Look through the data below. Collect every line where the word "provincies" occurs.

• [Records supplied]:

|---|

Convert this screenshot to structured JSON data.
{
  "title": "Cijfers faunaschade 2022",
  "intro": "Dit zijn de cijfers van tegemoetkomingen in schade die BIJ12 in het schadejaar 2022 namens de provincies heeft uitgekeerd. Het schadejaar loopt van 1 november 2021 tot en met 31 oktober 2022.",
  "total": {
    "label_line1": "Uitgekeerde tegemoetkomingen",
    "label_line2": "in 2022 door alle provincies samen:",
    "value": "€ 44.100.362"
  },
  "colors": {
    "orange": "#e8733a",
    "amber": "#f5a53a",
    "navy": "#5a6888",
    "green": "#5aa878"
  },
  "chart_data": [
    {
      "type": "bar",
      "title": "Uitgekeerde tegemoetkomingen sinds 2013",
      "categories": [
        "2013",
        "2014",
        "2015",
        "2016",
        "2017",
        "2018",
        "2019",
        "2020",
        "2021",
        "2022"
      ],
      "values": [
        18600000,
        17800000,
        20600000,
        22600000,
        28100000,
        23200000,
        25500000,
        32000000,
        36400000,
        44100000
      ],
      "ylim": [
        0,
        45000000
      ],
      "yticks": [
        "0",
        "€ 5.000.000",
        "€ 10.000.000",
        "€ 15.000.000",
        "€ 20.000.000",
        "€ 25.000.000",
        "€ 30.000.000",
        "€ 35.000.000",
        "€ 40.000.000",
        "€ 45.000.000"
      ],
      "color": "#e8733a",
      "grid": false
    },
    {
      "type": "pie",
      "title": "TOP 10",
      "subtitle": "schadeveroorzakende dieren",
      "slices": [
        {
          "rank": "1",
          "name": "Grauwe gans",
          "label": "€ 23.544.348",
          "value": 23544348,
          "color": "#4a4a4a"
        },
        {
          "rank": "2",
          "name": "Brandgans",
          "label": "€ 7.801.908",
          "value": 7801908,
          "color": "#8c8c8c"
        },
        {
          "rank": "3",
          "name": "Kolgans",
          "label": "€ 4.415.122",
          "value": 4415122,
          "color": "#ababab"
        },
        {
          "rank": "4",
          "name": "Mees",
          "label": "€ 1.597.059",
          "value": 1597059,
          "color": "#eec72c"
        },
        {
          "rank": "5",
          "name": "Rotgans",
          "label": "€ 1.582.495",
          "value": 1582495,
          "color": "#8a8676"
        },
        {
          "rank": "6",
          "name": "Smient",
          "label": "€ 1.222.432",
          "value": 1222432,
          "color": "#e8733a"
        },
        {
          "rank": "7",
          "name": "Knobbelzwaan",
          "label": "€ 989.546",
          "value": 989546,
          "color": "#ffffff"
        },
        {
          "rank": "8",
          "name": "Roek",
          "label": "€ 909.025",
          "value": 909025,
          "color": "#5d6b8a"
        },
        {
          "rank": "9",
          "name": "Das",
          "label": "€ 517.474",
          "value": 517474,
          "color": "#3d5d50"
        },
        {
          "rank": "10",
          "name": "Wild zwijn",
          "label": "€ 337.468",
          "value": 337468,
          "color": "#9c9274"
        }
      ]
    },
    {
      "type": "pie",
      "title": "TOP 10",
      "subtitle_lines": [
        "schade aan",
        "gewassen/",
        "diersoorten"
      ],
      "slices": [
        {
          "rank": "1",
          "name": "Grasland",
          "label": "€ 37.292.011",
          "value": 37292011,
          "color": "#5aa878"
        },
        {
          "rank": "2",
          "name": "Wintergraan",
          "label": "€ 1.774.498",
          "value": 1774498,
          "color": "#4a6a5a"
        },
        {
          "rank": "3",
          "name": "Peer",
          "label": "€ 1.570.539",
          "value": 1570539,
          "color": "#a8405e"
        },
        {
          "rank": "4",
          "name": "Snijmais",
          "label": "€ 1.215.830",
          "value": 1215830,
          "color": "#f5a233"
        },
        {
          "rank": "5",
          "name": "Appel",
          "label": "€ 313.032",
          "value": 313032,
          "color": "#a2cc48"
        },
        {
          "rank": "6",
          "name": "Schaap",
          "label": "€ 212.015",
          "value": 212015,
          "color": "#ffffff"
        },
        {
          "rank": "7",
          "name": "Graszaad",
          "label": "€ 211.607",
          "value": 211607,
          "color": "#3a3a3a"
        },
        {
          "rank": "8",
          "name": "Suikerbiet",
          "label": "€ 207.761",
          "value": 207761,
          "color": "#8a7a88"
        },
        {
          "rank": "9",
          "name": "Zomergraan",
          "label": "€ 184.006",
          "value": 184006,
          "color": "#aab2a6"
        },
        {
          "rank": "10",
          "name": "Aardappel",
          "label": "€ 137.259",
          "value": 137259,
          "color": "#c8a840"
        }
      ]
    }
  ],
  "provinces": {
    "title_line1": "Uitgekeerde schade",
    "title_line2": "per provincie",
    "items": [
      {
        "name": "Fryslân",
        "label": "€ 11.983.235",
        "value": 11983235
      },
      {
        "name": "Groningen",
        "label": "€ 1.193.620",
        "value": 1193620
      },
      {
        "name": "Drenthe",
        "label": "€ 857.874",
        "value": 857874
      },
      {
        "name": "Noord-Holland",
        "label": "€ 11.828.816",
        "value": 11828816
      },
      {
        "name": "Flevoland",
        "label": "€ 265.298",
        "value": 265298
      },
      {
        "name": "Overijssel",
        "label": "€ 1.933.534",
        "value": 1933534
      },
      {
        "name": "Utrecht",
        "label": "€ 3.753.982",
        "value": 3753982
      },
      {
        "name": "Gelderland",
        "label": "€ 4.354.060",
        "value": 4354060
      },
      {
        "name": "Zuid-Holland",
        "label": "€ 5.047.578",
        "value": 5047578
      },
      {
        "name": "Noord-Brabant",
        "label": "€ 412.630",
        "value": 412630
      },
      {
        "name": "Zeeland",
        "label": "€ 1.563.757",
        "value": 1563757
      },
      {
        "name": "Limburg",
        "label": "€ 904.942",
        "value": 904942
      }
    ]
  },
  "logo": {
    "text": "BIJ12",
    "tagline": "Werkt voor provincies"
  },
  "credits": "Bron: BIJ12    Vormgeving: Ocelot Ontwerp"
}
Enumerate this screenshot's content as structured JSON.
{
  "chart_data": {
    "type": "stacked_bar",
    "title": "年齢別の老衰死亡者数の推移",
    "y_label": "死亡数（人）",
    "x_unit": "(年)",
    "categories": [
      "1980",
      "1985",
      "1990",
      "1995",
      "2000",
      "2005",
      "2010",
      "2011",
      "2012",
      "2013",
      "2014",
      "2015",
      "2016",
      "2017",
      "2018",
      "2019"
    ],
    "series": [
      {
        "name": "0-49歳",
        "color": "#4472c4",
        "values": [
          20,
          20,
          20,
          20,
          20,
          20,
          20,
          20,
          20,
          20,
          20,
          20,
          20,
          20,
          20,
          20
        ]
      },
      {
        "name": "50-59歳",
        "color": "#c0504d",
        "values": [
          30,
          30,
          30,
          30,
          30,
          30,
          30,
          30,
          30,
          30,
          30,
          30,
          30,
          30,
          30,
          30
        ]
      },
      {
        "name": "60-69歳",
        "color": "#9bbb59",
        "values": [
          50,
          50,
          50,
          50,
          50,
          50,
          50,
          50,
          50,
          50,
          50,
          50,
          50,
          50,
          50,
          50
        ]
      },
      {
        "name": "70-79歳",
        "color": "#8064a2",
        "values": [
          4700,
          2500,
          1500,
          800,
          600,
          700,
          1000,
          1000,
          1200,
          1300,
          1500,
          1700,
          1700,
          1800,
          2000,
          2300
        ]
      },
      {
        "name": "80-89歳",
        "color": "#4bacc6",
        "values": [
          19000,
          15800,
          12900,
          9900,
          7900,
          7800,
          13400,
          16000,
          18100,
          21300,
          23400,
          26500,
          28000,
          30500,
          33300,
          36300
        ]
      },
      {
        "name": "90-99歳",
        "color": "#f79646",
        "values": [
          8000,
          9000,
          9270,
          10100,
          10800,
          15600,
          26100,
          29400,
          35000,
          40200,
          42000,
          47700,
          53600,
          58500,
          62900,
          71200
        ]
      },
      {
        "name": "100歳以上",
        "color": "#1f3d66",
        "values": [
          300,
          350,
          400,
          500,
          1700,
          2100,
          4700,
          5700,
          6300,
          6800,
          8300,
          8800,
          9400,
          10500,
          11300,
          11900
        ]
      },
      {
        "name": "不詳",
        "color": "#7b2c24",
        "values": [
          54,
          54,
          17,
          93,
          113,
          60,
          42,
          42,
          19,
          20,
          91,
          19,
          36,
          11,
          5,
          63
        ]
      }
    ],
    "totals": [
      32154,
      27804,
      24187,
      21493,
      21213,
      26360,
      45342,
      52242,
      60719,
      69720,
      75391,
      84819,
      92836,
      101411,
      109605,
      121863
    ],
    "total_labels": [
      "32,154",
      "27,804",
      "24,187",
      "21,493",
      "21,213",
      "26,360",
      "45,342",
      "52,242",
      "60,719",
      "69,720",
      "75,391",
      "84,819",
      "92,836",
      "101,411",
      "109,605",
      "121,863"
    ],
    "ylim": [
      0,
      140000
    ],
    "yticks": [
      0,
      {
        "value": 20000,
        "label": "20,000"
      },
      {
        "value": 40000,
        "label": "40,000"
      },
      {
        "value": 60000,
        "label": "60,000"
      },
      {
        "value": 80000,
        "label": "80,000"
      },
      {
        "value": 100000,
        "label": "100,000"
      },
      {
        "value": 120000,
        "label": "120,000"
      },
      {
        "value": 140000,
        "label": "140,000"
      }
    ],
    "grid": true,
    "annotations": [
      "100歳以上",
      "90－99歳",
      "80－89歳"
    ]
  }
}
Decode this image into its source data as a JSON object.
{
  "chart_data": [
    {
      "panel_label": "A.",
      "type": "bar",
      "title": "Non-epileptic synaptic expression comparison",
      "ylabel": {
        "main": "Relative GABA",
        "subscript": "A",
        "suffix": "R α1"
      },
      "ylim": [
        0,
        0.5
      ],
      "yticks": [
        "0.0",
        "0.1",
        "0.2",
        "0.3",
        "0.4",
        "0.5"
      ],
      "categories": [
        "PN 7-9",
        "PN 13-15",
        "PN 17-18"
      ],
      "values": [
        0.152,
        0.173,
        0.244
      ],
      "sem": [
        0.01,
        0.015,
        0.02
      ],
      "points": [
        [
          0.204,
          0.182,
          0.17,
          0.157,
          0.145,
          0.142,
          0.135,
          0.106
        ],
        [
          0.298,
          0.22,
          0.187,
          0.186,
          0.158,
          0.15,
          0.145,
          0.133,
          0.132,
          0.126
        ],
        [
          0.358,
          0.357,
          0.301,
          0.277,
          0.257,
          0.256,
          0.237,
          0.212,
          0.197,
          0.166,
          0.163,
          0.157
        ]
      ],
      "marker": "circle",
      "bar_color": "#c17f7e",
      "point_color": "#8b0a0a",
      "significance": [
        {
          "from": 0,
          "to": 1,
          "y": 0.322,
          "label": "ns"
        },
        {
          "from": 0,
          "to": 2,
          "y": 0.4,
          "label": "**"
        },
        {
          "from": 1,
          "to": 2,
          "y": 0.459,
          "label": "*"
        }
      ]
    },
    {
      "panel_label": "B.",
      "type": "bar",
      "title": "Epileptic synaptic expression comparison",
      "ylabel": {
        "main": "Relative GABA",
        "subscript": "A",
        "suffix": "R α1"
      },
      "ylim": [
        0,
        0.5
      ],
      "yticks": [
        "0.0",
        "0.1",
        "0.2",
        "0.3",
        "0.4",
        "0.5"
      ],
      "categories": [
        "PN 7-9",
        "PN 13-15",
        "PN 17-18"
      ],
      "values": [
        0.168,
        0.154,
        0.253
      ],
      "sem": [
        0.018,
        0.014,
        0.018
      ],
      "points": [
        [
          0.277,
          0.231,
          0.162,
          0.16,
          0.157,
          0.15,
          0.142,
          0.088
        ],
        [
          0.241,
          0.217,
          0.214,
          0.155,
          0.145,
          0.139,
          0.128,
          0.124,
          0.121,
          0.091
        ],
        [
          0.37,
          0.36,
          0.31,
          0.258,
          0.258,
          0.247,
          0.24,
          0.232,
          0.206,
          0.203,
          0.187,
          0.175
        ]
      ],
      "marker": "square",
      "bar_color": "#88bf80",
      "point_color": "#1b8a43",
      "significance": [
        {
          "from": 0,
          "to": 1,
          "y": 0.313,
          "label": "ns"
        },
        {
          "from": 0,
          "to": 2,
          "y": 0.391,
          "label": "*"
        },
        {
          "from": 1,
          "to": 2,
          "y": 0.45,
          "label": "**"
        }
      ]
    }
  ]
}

|---|

• [Exercise answer]:
  "intro": "Dit zijn de cijfers van tegemoetkomingen in schade die BIJ12 in het schadejaar 2022 namens de provincies heeft uitgekeerd. Het schadejaar loopt van 1 november 2021 tot en met 31 oktober 2022.",
    "label_line2": "in 2022 door alle provincies samen:",
    "tagline": "Werkt voor provincies"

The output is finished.